## Exercise brief
Copy the data verbatim from its first line through the line containing "1285, 806, 1432)", including that line, and output nothing else.
--- Start ---
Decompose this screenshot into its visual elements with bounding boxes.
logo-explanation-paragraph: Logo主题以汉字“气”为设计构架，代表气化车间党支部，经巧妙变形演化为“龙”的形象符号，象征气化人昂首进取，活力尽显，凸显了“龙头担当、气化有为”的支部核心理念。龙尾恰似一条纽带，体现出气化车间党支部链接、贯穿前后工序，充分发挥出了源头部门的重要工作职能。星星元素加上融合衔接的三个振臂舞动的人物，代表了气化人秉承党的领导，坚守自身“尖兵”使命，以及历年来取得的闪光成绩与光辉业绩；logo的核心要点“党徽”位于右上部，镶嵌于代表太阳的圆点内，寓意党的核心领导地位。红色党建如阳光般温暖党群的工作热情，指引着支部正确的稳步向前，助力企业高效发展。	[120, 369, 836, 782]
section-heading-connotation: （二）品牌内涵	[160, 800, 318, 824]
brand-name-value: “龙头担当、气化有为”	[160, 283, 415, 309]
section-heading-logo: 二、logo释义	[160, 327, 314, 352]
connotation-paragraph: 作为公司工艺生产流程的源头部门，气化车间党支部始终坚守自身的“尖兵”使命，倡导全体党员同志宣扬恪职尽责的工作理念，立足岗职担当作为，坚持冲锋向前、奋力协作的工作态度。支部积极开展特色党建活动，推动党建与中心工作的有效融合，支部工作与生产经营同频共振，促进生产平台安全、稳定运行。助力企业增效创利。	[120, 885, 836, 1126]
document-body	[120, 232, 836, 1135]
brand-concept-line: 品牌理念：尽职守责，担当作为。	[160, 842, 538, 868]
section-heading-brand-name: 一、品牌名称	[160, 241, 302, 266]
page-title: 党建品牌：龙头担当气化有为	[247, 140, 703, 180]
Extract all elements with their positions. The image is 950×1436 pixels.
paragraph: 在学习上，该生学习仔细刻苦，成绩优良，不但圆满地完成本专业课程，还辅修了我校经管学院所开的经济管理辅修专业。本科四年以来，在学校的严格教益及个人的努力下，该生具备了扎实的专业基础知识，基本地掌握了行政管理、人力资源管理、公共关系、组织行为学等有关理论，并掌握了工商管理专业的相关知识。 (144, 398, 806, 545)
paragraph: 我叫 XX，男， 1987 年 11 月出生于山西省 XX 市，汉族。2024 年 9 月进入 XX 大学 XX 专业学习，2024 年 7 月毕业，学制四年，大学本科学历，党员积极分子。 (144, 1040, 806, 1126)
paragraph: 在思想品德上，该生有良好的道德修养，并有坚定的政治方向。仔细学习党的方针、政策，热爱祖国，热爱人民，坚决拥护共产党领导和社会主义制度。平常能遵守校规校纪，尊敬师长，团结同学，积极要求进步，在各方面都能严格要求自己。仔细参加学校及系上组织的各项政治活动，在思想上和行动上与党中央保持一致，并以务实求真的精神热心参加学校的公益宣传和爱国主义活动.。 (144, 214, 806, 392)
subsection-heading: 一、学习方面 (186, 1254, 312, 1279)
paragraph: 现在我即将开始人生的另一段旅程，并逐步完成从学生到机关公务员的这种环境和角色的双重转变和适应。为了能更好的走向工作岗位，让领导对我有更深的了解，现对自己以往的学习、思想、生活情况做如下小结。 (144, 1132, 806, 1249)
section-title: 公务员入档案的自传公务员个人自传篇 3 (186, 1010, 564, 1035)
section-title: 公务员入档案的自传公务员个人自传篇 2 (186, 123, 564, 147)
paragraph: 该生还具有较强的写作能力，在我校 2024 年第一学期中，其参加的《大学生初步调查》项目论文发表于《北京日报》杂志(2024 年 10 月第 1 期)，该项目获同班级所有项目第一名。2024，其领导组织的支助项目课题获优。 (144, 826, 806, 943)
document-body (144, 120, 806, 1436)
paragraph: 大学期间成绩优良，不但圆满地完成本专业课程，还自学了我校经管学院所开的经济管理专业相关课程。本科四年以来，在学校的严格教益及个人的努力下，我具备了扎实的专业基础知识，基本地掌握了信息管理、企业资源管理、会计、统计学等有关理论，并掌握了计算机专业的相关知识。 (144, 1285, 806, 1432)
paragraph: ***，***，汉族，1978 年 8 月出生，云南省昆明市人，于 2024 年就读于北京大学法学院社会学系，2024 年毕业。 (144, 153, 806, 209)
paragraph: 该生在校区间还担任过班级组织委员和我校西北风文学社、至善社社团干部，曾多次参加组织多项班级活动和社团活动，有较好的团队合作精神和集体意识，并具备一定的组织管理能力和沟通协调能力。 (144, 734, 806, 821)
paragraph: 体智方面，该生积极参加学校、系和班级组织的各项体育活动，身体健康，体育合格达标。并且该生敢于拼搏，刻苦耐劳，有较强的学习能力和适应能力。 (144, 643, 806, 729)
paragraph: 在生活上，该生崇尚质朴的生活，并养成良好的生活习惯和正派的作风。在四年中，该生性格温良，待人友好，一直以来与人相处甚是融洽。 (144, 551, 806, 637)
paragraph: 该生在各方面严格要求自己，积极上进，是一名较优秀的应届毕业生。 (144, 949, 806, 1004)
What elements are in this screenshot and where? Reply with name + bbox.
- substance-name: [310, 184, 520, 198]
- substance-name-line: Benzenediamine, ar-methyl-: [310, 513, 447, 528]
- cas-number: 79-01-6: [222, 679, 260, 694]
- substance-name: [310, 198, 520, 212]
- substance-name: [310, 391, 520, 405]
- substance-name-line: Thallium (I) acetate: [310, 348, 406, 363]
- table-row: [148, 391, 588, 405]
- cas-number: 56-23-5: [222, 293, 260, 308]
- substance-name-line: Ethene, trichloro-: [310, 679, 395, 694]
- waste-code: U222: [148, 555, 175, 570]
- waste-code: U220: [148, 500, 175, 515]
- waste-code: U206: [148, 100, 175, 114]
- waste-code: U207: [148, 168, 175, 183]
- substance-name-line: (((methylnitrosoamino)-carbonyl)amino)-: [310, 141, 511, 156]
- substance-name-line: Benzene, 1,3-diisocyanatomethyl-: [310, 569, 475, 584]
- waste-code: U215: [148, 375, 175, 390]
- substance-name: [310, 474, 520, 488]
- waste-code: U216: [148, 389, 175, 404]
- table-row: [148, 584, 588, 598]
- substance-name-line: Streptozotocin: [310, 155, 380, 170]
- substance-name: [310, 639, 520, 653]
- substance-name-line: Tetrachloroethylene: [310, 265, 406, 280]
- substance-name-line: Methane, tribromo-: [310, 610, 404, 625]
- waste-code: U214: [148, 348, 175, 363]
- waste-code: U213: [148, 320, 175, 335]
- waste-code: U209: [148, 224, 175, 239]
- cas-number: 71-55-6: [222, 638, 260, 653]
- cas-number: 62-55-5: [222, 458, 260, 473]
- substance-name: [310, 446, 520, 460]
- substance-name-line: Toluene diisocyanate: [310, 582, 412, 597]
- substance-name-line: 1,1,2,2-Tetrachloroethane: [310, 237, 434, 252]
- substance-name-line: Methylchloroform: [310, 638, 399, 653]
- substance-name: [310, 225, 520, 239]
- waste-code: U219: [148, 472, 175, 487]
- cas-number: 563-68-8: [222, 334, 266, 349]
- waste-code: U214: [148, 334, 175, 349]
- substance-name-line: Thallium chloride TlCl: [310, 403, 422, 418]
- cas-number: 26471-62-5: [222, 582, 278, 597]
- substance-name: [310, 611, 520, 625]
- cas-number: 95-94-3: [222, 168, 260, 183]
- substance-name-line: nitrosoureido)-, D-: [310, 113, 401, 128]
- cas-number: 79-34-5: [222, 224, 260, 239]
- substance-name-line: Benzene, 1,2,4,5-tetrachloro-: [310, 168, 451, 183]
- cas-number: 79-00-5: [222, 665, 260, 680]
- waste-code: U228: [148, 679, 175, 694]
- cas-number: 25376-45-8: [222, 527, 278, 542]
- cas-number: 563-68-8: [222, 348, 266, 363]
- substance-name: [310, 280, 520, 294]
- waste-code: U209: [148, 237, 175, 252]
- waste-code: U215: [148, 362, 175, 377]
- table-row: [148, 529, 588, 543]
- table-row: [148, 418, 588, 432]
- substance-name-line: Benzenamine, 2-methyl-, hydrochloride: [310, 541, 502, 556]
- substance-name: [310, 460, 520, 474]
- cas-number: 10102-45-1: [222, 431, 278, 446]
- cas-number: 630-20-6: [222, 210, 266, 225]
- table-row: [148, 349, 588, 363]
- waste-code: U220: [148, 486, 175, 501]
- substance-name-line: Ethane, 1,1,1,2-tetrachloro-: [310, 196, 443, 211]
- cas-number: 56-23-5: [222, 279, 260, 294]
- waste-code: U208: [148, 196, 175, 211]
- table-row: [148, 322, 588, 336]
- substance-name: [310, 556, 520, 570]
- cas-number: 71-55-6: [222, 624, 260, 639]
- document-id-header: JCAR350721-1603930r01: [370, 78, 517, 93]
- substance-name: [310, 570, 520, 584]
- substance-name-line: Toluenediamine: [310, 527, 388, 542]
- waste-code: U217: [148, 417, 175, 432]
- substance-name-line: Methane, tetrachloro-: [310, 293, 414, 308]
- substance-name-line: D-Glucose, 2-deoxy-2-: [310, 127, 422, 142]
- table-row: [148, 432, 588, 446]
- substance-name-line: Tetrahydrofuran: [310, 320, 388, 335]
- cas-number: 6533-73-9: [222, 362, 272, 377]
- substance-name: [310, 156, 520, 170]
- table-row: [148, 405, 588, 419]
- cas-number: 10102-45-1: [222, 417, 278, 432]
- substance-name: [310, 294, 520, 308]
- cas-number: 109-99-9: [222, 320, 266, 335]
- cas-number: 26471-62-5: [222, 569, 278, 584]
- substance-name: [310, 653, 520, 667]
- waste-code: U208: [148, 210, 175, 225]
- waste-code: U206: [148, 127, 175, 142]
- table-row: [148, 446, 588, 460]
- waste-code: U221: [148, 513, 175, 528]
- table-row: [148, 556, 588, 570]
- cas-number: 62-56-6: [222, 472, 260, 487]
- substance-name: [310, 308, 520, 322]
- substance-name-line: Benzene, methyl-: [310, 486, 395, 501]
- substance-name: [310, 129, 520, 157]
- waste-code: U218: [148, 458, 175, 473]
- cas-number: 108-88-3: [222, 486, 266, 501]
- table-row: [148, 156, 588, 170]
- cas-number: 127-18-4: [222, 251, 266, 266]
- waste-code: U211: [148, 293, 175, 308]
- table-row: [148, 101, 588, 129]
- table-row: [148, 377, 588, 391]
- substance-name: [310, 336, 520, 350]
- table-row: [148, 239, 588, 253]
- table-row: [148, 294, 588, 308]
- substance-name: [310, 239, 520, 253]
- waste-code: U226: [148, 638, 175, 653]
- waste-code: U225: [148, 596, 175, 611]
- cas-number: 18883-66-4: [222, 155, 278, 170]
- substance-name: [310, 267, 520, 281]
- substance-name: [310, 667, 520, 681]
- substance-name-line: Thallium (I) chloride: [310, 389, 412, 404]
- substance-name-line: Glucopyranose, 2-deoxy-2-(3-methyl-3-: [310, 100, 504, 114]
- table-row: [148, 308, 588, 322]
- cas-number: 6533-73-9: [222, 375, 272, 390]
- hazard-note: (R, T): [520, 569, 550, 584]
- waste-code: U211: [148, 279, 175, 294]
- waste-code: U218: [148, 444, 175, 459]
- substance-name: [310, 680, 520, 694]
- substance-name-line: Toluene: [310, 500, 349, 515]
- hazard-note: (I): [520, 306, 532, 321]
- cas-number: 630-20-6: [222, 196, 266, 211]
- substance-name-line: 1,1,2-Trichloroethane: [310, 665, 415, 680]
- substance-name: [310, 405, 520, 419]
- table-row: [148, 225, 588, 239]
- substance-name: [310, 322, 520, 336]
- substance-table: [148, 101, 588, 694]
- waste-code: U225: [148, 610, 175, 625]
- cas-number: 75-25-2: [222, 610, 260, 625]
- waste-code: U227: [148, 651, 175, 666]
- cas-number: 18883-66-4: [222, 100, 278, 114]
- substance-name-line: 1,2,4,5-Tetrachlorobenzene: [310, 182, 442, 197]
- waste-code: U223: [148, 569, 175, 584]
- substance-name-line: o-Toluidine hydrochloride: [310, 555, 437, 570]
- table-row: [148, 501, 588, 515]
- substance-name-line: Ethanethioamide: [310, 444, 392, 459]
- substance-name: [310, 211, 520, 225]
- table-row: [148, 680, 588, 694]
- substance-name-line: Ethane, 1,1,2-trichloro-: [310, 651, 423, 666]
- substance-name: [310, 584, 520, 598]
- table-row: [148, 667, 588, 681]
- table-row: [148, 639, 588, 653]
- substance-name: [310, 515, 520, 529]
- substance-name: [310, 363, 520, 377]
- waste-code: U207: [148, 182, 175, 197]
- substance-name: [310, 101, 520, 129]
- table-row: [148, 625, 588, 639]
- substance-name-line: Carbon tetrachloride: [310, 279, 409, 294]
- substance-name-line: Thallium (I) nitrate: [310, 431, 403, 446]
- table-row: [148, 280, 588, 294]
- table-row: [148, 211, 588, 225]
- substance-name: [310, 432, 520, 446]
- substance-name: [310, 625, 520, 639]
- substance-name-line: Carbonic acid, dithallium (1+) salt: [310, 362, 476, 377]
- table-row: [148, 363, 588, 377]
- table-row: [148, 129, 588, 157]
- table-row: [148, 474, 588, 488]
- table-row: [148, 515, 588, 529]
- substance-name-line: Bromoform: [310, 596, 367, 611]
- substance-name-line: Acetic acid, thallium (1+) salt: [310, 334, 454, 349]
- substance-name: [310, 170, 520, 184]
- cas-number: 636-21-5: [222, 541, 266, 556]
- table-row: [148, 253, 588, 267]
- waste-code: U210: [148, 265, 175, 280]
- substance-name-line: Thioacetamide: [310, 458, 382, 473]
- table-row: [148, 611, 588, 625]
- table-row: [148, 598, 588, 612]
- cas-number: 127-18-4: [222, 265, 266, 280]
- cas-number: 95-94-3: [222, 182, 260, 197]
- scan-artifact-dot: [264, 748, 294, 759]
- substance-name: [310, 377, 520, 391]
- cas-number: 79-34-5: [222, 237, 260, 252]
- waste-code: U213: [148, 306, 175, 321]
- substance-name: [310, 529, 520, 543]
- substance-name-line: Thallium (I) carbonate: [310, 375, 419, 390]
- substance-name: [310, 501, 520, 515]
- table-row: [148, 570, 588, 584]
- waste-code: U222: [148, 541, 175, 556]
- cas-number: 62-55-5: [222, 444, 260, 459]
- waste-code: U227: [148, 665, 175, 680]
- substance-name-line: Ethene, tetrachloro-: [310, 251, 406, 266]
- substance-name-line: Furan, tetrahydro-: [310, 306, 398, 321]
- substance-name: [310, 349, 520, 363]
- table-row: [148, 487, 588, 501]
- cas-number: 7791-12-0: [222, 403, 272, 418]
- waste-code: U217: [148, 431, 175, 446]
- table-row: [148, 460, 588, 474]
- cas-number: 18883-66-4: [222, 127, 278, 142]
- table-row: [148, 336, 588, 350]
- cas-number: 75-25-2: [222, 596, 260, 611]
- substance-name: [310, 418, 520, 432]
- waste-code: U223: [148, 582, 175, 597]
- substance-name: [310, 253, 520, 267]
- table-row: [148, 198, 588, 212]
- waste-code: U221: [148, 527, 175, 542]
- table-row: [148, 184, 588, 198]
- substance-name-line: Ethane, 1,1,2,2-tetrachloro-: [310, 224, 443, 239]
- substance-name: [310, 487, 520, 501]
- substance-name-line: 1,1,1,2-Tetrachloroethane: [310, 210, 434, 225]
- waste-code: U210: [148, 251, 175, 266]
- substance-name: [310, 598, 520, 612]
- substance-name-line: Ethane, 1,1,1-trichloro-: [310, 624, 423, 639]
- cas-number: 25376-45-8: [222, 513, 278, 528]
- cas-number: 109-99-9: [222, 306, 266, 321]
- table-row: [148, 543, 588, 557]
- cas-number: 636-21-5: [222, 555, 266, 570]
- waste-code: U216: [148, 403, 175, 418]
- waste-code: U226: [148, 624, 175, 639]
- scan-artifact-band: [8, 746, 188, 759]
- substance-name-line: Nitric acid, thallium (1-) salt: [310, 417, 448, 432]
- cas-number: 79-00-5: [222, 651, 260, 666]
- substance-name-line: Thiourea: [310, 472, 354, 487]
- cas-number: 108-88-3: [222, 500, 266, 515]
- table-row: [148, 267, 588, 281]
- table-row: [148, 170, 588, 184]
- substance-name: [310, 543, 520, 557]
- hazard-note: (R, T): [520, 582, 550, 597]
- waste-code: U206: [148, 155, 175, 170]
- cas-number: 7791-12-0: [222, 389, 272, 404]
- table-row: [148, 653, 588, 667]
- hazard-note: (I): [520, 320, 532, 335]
--- End ---
## Written solution
Decompose this screenshot into its visual elements with bounding boxes.
logo-explanation-paragraph: Logo主题以汉字“气”为设计构架，代表气化车间党支部，经巧妙变形演化为“龙”的形象符号，象征气化人昂首进取，活力尽显，凸显了“龙头担当、气化有为”的支部核心理念。龙尾恰似一条纽带，体现出气化车间党支部链接、贯穿前后工序，充分发挥出了源头部门的重要工作职能。星星元素加上融合衔接的三个振臂舞动的人物，代表了气化人秉承党的领导，坚守自身“尖兵”使命，以及历年来取得的闪光成绩与光辉业绩；logo的核心要点“党徽”位于右上部，镶嵌于代表太阳的圆点内，寓意党的核心领导地位。红色党建如阳光般温暖党群的工作热情，指引着支部正确的稳步向前，助力企业高效发展。	[120, 369, 836, 782]
section-heading-connotation: （二）品牌内涵	[160, 800, 318, 824]
brand-name-value: “龙头担当、气化有为”	[160, 283, 415, 309]
section-heading-logo: 二、logo释义	[160, 327, 314, 352]
connotation-paragraph: 作为公司工艺生产流程的源头部门，气化车间党支部始终坚守自身的“尖兵”使命，倡导全体党员同志宣扬恪职尽责的工作理念，立足岗职担当作为，坚持冲锋向前、奋力协作的工作态度。支部积极开展特色党建活动，推动党建与中心工作的有效融合，支部工作与生产经营同频共振，促进生产平台安全、稳定运行。助力企业增效创利。	[120, 885, 836, 1126]
document-body	[120, 232, 836, 1135]
brand-concept-line: 品牌理念：尽职守责，担当作为。	[160, 842, 538, 868]
section-heading-brand-name: 一、品牌名称	[160, 241, 302, 266]
page-title: 党建品牌：龙头担当气化有为	[247, 140, 703, 180]
Extract all elements with their positions. The image is 950×1436 pixels.
paragraph: 在学习上，该生学习仔细刻苦，成绩优良，不但圆满地完成本专业课程，还辅修了我校经管学院所开的经济管理辅修专业。本科四年以来，在学校的严格教益及个人的努力下，该生具备了扎实的专业基础知识，基本地掌握了行政管理、人力资源管理、公共关系、组织行为学等有关理论，并掌握了工商管理专业的相关知识。 (144, 398, 806, 545)
paragraph: 我叫 XX，男， 1987 年 11 月出生于山西省 XX 市，汉族。2024 年 9 月进入 XX 大学 XX 专业学习，2024 年 7 月毕业，学制四年，大学本科学历，党员积极分子。 (144, 1040, 806, 1126)
paragraph: 在思想品德上，该生有良好的道德修养，并有坚定的政治方向。仔细学习党的方针、政策，热爱祖国，热爱人民，坚决拥护共产党领导和社会主义制度。平常能遵守校规校纪，尊敬师长，团结同学，积极要求进步，在各方面都能严格要求自己。仔细参加学校及系上组织的各项政治活动，在思想上和行动上与党中央保持一致，并以务实求真的精神热心参加学校的公益宣传和爱国主义活动.。 (144, 214, 806, 392)
subsection-heading: 一、学习方面 (186, 1254, 312, 1279)
paragraph: 现在我即将开始人生的另一段旅程，并逐步完成从学生到机关公务员的这种环境和角色的双重转变和适应。为了能更好的走向工作岗位，让领导对我有更深的了解，现对自己以往的学习、思想、生活情况做如下小结。 (144, 1132, 806, 1249)
section-title: 公务员入档案的自传公务员个人自传篇 3 (186, 1010, 564, 1035)
section-title: 公务员入档案的自传公务员个人自传篇 2 (186, 123, 564, 147)
paragraph: 该生还具有较强的写作能力，在我校 2024 年第一学期中，其参加的《大学生初步调查》项目论文发表于《北京日报》杂志(2024 年 10 月第 1 期)，该项目获同班级所有项目第一名。2024，其领导组织的支助项目课题获优。 (144, 826, 806, 943)
document-body (144, 120, 806, 1436)
paragraph: 大学期间成绩优良，不但圆满地完成本专业课程，还自学了我校经管学院所开的经济管理专业相关课程。本科四年以来，在学校的严格教益及个人的努力下，我具备了扎实的专业基础知识，基本地掌握了信息管理、企业资源管理、会计、统计学等有关理论，并掌握了计算机专业的相关知识。 (144, 1285, 806, 1432)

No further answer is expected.